**WHAT YOU HAVE TO DO**:
Pull out every line of the listing below where "xlabel" appears.

::: DATASET RECORDS

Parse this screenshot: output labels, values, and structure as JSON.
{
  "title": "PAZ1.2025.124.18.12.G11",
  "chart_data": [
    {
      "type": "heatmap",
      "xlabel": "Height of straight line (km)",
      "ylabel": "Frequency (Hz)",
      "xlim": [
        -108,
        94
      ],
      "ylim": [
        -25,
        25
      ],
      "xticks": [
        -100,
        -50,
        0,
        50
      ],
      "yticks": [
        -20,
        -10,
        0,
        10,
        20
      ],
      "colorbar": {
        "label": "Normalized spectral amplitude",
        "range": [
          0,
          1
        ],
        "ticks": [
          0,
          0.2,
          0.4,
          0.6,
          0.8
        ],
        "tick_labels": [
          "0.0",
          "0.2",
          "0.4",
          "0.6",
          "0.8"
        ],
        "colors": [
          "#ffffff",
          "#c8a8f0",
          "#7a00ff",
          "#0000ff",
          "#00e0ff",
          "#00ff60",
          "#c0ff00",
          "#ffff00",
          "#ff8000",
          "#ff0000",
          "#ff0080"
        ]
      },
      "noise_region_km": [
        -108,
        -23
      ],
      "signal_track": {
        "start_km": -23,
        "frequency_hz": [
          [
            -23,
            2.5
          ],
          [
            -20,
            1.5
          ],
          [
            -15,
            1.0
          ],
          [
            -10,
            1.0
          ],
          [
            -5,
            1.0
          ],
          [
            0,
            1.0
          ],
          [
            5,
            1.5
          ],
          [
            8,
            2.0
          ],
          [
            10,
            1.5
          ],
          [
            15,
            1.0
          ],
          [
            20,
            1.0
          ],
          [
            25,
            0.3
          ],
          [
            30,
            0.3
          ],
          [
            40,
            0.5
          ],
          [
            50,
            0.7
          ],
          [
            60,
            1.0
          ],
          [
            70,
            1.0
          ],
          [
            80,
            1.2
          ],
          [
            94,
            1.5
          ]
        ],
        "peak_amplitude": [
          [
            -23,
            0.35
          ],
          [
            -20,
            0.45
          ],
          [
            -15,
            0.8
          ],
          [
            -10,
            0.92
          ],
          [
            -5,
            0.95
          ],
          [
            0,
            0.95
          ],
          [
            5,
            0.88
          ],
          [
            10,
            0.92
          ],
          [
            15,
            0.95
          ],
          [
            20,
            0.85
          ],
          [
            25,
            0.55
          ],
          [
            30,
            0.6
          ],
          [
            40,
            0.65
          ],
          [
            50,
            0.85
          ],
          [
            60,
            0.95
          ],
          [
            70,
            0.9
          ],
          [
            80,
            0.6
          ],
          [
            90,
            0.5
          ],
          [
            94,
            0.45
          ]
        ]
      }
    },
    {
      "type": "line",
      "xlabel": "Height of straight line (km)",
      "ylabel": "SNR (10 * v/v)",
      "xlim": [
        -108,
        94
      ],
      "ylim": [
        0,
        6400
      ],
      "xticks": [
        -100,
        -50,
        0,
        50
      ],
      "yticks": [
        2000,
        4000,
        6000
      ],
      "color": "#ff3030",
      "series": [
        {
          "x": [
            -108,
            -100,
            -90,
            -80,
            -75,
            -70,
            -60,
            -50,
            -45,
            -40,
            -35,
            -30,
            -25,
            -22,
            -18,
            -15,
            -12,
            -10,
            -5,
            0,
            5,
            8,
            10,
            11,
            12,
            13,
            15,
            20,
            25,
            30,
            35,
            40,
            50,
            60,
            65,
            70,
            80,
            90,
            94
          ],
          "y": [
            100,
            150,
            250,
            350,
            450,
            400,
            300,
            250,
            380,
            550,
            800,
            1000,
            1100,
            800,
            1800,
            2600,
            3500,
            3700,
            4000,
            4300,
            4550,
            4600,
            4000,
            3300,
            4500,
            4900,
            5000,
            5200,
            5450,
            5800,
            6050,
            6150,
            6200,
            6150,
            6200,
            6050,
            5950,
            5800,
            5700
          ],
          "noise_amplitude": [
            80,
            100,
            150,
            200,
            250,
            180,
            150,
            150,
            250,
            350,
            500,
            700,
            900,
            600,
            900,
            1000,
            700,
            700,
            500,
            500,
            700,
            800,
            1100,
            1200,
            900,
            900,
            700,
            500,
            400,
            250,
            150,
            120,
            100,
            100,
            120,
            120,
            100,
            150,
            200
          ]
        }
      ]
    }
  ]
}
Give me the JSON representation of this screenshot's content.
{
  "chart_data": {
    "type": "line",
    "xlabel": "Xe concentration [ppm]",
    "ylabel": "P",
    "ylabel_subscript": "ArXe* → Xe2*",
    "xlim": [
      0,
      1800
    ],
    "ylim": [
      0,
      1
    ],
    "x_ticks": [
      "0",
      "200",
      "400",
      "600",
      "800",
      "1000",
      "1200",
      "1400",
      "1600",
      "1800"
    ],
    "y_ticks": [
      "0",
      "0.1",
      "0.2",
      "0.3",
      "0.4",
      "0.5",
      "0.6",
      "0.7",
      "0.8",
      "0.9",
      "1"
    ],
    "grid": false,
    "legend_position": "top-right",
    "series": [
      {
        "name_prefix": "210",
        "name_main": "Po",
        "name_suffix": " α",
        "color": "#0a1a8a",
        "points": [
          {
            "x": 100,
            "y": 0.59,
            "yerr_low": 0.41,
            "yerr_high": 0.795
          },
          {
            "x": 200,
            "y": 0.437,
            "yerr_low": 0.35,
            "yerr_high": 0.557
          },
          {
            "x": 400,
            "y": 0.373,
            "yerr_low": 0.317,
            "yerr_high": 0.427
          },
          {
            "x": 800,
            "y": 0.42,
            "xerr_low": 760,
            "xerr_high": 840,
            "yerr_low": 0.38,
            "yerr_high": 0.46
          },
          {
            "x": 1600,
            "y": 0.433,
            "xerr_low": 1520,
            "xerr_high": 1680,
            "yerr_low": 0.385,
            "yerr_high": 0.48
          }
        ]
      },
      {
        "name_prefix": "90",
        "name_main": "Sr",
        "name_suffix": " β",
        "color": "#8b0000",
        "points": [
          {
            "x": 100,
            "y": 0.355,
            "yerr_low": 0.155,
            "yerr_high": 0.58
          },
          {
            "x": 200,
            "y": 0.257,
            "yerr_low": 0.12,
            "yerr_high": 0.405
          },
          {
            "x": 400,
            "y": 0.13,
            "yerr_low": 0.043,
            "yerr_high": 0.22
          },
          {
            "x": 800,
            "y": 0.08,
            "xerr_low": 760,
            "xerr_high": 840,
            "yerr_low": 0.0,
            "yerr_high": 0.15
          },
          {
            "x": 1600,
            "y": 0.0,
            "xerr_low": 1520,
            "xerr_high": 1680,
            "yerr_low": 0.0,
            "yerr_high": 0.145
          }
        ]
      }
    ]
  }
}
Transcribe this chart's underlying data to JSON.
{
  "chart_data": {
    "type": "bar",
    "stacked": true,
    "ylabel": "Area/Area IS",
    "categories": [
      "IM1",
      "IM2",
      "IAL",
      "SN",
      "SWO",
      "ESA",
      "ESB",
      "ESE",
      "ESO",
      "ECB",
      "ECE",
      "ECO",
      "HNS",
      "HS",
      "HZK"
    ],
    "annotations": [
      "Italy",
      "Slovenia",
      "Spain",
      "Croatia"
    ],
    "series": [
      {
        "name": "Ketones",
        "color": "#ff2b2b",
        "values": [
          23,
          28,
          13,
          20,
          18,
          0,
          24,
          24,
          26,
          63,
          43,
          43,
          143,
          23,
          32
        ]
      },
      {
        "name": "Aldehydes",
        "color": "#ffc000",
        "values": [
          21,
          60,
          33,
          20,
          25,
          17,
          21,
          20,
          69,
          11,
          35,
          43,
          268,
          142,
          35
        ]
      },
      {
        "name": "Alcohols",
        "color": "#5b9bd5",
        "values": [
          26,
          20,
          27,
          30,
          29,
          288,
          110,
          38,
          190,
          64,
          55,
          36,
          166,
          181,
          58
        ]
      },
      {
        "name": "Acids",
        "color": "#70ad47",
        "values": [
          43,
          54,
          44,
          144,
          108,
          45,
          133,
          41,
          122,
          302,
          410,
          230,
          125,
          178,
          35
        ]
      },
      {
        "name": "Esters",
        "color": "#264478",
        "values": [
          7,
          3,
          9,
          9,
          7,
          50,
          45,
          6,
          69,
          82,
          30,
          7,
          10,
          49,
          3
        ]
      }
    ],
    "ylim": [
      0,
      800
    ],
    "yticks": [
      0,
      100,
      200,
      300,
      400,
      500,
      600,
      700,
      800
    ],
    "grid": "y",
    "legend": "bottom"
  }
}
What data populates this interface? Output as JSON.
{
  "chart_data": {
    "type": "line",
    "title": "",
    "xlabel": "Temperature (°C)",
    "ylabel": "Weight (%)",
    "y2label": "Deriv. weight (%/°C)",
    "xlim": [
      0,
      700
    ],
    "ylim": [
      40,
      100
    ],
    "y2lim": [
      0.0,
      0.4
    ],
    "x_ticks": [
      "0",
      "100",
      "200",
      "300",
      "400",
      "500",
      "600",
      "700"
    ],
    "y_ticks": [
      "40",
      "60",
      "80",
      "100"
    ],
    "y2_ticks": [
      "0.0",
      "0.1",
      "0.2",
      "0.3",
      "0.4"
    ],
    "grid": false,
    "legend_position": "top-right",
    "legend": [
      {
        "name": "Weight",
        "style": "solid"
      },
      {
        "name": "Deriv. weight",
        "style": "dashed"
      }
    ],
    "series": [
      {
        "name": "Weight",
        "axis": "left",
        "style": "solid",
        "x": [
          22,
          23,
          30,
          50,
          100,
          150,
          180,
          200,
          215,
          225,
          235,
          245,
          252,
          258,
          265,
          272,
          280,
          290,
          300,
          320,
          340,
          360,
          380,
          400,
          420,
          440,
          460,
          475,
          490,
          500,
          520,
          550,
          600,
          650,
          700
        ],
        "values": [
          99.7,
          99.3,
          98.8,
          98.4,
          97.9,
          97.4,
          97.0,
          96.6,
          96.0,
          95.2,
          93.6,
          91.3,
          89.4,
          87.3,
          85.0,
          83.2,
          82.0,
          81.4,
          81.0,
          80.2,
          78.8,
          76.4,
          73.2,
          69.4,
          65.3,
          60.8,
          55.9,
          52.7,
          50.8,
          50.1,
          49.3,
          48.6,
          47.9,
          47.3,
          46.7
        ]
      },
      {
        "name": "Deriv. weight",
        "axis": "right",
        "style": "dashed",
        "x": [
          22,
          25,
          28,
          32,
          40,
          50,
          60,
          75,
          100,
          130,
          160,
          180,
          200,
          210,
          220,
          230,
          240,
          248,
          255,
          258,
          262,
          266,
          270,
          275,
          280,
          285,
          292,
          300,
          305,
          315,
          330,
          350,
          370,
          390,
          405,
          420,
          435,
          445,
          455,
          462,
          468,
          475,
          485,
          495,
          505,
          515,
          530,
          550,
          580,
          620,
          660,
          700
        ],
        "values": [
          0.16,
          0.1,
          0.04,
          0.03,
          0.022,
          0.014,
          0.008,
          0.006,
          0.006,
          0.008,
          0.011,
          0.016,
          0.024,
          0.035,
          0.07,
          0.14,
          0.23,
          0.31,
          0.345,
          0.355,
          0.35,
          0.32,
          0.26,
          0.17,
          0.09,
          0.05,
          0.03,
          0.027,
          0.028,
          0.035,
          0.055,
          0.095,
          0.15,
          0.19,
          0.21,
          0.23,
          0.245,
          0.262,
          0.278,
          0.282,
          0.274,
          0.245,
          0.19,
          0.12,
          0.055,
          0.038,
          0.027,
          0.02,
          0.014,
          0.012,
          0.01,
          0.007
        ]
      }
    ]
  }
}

::::::

**SOLUTION BELOW**:
      "xlabel": "Height of straight line (km)",
      "xlabel": "Height of straight line (km)",
    "xlabel": "Xe concentration [ppm]",
    "xlabel": "Temperature (°C)",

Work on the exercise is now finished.